→ **Supplied records**:
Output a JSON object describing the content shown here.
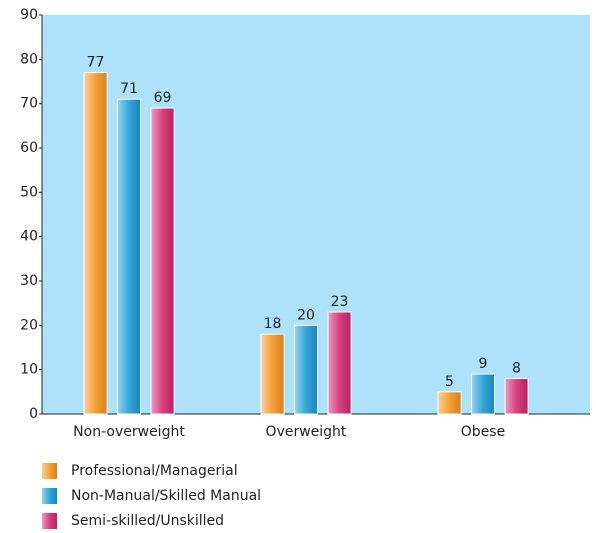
{
  "chart_data": {
    "type": "bar",
    "categories": [
      "Non-overweight",
      "Overweight",
      "Obese"
    ],
    "series": [
      {
        "name": "Professional/Managerial",
        "color": "#f7941d",
        "values": [
          77,
          18,
          5
        ]
      },
      {
        "name": "Non-Manual/Skilled Manual",
        "color": "#1b9ad8",
        "values": [
          71,
          20,
          9
        ]
      },
      {
        "name": "Semi-skilled/Unskilled",
        "color": "#d4276f",
        "values": [
          69,
          23,
          8
        ]
      }
    ],
    "ylim": [
      0,
      90
    ],
    "yticks": [
      0,
      10,
      20,
      30,
      40,
      50,
      60,
      70,
      80,
      90
    ],
    "legend": "bottom-left"
  }
}
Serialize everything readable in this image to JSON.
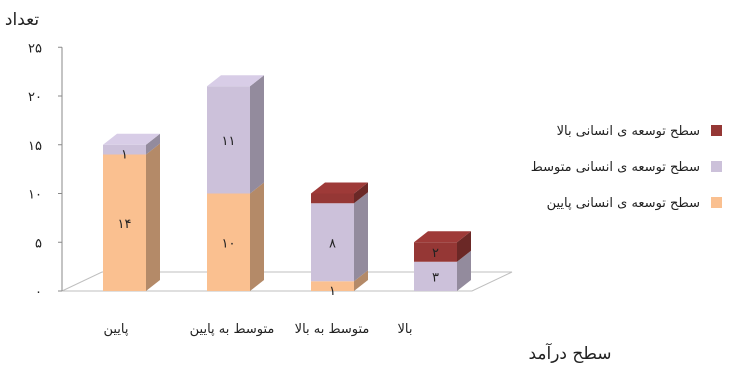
{
  "chart_data": {
    "type": "bar",
    "stacked": true,
    "three_d": true,
    "ylabel": "تعداد",
    "xlabel": "سطح درآمد",
    "ylim": [
      0,
      25
    ],
    "yticks": [
      "۰",
      "۵",
      "۱۰",
      "۱۵",
      "۲۰",
      "۲۵"
    ],
    "grid": false,
    "legend_position": "right",
    "categories": [
      "پایین",
      "متوسط به پایین",
      "متوسط به بالا",
      "بالا"
    ],
    "series": [
      {
        "name": "سطح توسعه ی انسانی پایین",
        "color": "#fac090",
        "values": [
          14,
          10,
          1,
          0
        ],
        "labels": [
          "۱۴",
          "۱۰",
          "۱",
          ""
        ]
      },
      {
        "name": "سطح توسعه ی انسانی متوسط",
        "color": "#ccc1da",
        "values": [
          1,
          11,
          8,
          3
        ],
        "labels": [
          "۱",
          "۱۱",
          "۸",
          "۳"
        ]
      },
      {
        "name": "سطح توسعه ی انسانی بالا",
        "color": "#953735",
        "values": [
          0,
          0,
          1,
          2
        ],
        "labels": [
          "",
          "",
          "",
          "۲"
        ]
      }
    ]
  }
}
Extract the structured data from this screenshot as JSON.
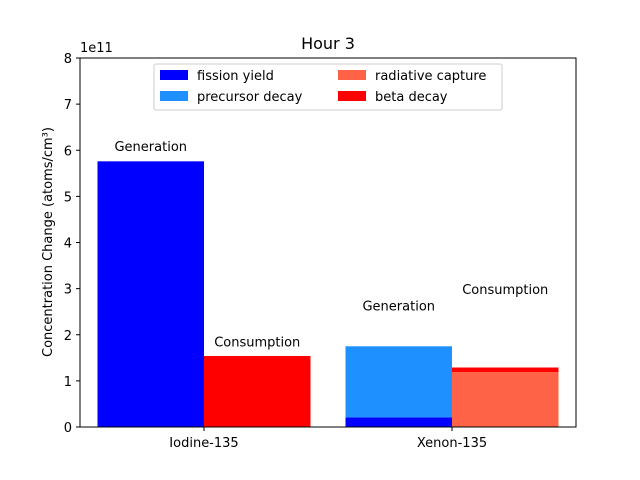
{
  "chart_data": {
    "type": "bar",
    "title": "Hour 3",
    "ylabel": "Concentration Change (atoms/cm³)",
    "xlabel": "",
    "y_offset_label": "1e11",
    "y_scale": 100000000000,
    "ylim": [
      0,
      800000000000
    ],
    "yticks": [
      0,
      1,
      2,
      3,
      4,
      5,
      6,
      7,
      8
    ],
    "categories": [
      "Iodine-135",
      "Xenon-135"
    ],
    "groups": [
      "Generation",
      "Consumption"
    ],
    "series": [
      {
        "name": "fission yield",
        "color": "#0000ff",
        "group": "Generation",
        "values": [
          576000000000,
          21000000000
        ]
      },
      {
        "name": "precursor decay",
        "color": "#1e90ff",
        "group": "Generation",
        "values": [
          0,
          154000000000
        ]
      },
      {
        "name": "radiative capture",
        "color": "#ff6347",
        "group": "Consumption",
        "values": [
          0,
          119000000000
        ]
      },
      {
        "name": "beta decay",
        "color": "#ff0000",
        "group": "Consumption",
        "values": [
          154000000000,
          10000000000
        ]
      }
    ],
    "annotations": [
      {
        "text": "Generation",
        "category": "Iodine-135",
        "group": "Generation",
        "y": 592000000000
      },
      {
        "text": "Consumption",
        "category": "Iodine-135",
        "group": "Consumption",
        "y": 168000000000
      },
      {
        "text": "Generation",
        "category": "Xenon-135",
        "group": "Generation",
        "y": 246000000000
      },
      {
        "text": "Consumption",
        "category": "Xenon-135",
        "group": "Consumption",
        "y": 282000000000
      }
    ],
    "legend": {
      "placement": "upper center",
      "columns": 2
    },
    "grid": false
  }
}
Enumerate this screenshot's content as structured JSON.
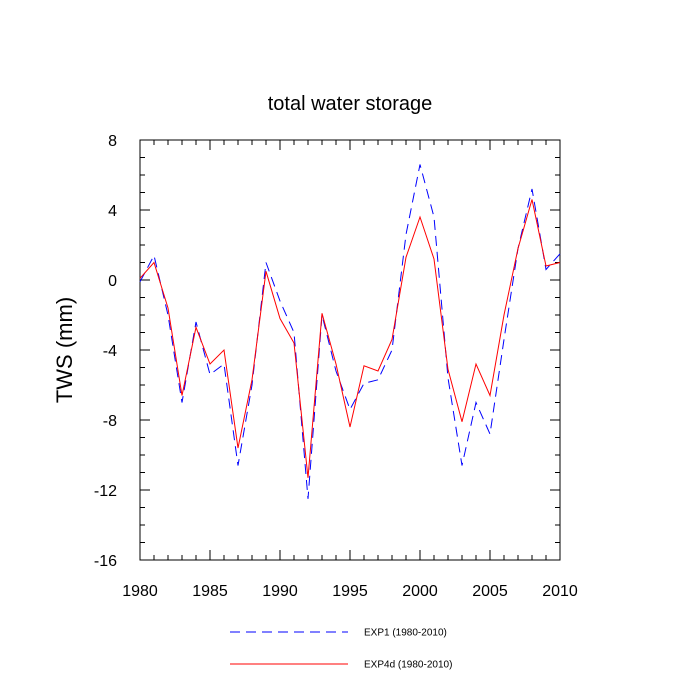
{
  "chart_data": {
    "type": "line",
    "title": "total water storage",
    "xlabel": "",
    "ylabel": "TWS  (mm)",
    "xlim": [
      1980,
      2010
    ],
    "ylim": [
      -16,
      8
    ],
    "x_ticks": [
      "1980",
      "1985",
      "1990",
      "1995",
      "2000",
      "2005",
      "2010"
    ],
    "y_ticks": [
      "8",
      "4",
      "0",
      "-4",
      "-8",
      "-12",
      "-16"
    ],
    "x": [
      1980,
      1981,
      1982,
      1983,
      1984,
      1985,
      1986,
      1987,
      1988,
      1989,
      1990,
      1991,
      1992,
      1993,
      1994,
      1995,
      1996,
      1997,
      1998,
      1999,
      2000,
      2001,
      2002,
      2003,
      2004,
      2005,
      2006,
      2007,
      2008,
      2009,
      2010
    ],
    "series": [
      {
        "name": "EXP1 (1980-2010)",
        "color": "#0000ff",
        "dash": "dashed",
        "values": [
          -0.1,
          1.4,
          -2.0,
          -7.0,
          -2.4,
          -5.4,
          -4.8,
          -10.6,
          -6.0,
          1.0,
          -1.2,
          -3.0,
          -12.5,
          -2.0,
          -5.2,
          -7.4,
          -5.9,
          -5.7,
          -4.0,
          2.6,
          6.6,
          3.6,
          -5.6,
          -10.6,
          -7.0,
          -8.8,
          -3.4,
          1.8,
          5.2,
          0.6,
          1.5
        ]
      },
      {
        "name": "EXP4d (1980-2010)",
        "color": "#ff0000",
        "dash": "solid",
        "values": [
          0.1,
          1.0,
          -1.6,
          -6.6,
          -2.7,
          -4.8,
          -4.0,
          -9.6,
          -5.7,
          0.5,
          -2.2,
          -3.6,
          -11.3,
          -1.9,
          -4.8,
          -8.4,
          -4.9,
          -5.2,
          -3.4,
          1.3,
          3.6,
          1.2,
          -5.1,
          -8.1,
          -4.8,
          -6.6,
          -2.0,
          1.8,
          4.6,
          0.8,
          1.0
        ]
      }
    ],
    "grid": false,
    "legend_position": "bottom"
  }
}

→ **Instructions for the task**: Copy the records above exactly. The pictures are not part of the copy.

→ **Answer for this exercise**:
Output a JSON object describing the content shown here.
{
  "chart_data": {
    "type": "bar",
    "categories": [
      "Non-overweight",
      "Overweight",
      "Obese"
    ],
    "series": [
      {
        "name": "Professional/Managerial",
        "color": "#f7941d",
        "values": [
          77,
          18,
          5
        ]
      },
      {
        "name": "Non-Manual/Skilled Manual",
        "color": "#1b9ad8",
        "values": [
          71,
          20,
          9
        ]
      },
      {
        "name": "Semi-skilled/Unskilled",
        "color": "#d4276f",
        "values": [
          69,
          23,
          8
        ]
      }
    ],
    "ylim": [
      0,
      90
    ],
    "yticks": [
      0,
      10,
      20,
      30,
      40,
      50,
      60,
      70,
      80,
      90
    ],
    "legend": "bottom-left"
  }
}
Serialize everything readable in this image to JSON.
{
  "chart_data": {
    "type": "bar",
    "stacked": true,
    "three_d": true,
    "ylabel": "تعداد",
    "xlabel": "سطح درآمد",
    "ylim": [
      0,
      25
    ],
    "yticks": [
      "۰",
      "۵",
      "۱۰",
      "۱۵",
      "۲۰",
      "۲۵"
    ],
    "grid": false,
    "legend_position": "right",
    "categories": [
      "پایین",
      "متوسط به پایین",
      "متوسط به بالا",
      "بالا"
    ],
    "series": [
      {
        "name": "سطح توسعه ی انسانی پایین",
        "color": "#fac090",
        "values": [
          14,
          10,
          1,
          0
        ],
        "labels": [
          "۱۴",
          "۱۰",
          "۱",
          ""
        ]
      },
      {
        "name": "سطح توسعه ی انسانی متوسط",
        "color": "#ccc1da",
        "values": [
          1,
          11,
          8,
          3
        ],
        "labels": [
          "۱",
          "۱۱",
          "۸",
          "۳"
        ]
      },
      {
        "name": "سطح توسعه ی انسانی بالا",
        "color": "#953735",
        "values": [
          0,
          0,
          1,
          2
        ],
        "labels": [
          "",
          "",
          "",
          "۲"
        ]
      }
    ]
  }
}
Extract the structured data from this screenshot as JSON.
{
  "chart_data": {
    "type": "bar",
    "title": "Hour 3",
    "ylabel": "Concentration Change (atoms/cm³)",
    "xlabel": "",
    "y_offset_label": "1e11",
    "y_scale": 100000000000,
    "ylim": [
      0,
      800000000000
    ],
    "yticks": [
      0,
      1,
      2,
      3,
      4,
      5,
      6,
      7,
      8
    ],
    "categories": [
      "Iodine-135",
      "Xenon-135"
    ],
    "groups": [
      "Generation",
      "Consumption"
    ],
    "series": [
      {
        "name": "fission yield",
        "color": "#0000ff",
        "group": "Generation",
        "values": [
          576000000000,
          21000000000
        ]
      },
      {
        "name": "precursor decay",
        "color": "#1e90ff",
        "group": "Generation",
        "values": [
          0,
          154000000000
        ]
      },
      {
        "name": "radiative capture",
        "color": "#ff6347",
        "group": "Consumption",
        "values": [
          0,
          119000000000
        ]
      },
      {
        "name": "beta decay",
        "color": "#ff0000",
        "group": "Consumption",
        "values": [
          154000000000,
          10000000000
        ]
      }
    ],
    "annotations": [
      {
        "text": "Generation",
        "category": "Iodine-135",
        "group": "Generation",
        "y": 592000000000
      },
      {
        "text": "Consumption",
        "category": "Iodine-135",
        "group": "Consumption",
        "y": 168000000000
      },
      {
        "text": "Generation",
        "category": "Xenon-135",
        "group": "Generation",
        "y": 246000000000
      },
      {
        "text": "Consumption",
        "category": "Xenon-135",
        "group": "Consumption",
        "y": 282000000000
      }
    ],
    "legend": {
      "placement": "upper center",
      "columns": 2
    },
    "grid": false
  }
}
Enumerate this screenshot's content as structured JSON.
{
  "chart_data": {
    "type": "line",
    "title": "total water storage",
    "xlabel": "",
    "ylabel": "TWS  (mm)",
    "xlim": [
      1980,
      2010
    ],
    "ylim": [
      -16,
      8
    ],
    "x_ticks": [
      "1980",
      "1985",
      "1990",
      "1995",
      "2000",
      "2005",
      "2010"
    ],
    "y_ticks": [
      "8",
      "4",
      "0",
      "-4",
      "-8",
      "-12",
      "-16"
    ],
    "x": [
      1980,
      1981,
      1982,
      1983,
      1984,
      1985,
      1986,
      1987,
      1988,
      1989,
      1990,
      1991,
      1992,
      1993,
      1994,
      1995,
      1996,
      1997,
      1998,
      1999,
      2000,
      2001,
      2002,
      2003,
      2004,
      2005,
      2006,
      2007,
      2008,
      2009,
      2010
    ],
    "series": [
      {
        "name": "EXP1 (1980-2010)",
        "color": "#0000ff",
        "dash": "dashed",
        "values": [
          -0.1,
          1.4,
          -2.0,
          -7.0,
          -2.4,
          -5.4,
          -4.8,
          -10.6,
          -6.0,
          1.0,
          -1.2,
          -3.0,
          -12.5,
          -2.0,
          -5.2,
          -7.4,
          -5.9,
          -5.7,
          -4.0,
          2.6,
          6.6,
          3.6,
          -5.6,
          -10.6,
          -7.0,
          -8.8,
          -3.4,
          1.8,
          5.2,
          0.6,
          1.5
        ]
      },
      {
        "name": "EXP4d (1980-2010)",
        "color": "#ff0000",
        "dash": "solid",
        "values": [
          0.1,
          1.0,
          -1.6,
          -6.6,
          -2.7,
          -4.8,
          -4.0,
          -9.6,
          -5.7,
          0.5,
          -2.2,
          -3.6,
          -11.3,
          -1.9,
          -4.8,
          -8.4,
          -4.9,
          -5.2,
          -3.4,
          1.3,
          3.6,
          1.2,
          -5.1,
          -8.1,
          -4.8,
          -6.6,
          -2.0,
          1.8,
          4.6,
          0.8,
          1.0
        ]
      }
    ],
    "grid": false,
    "legend_position": "bottom"
  }
}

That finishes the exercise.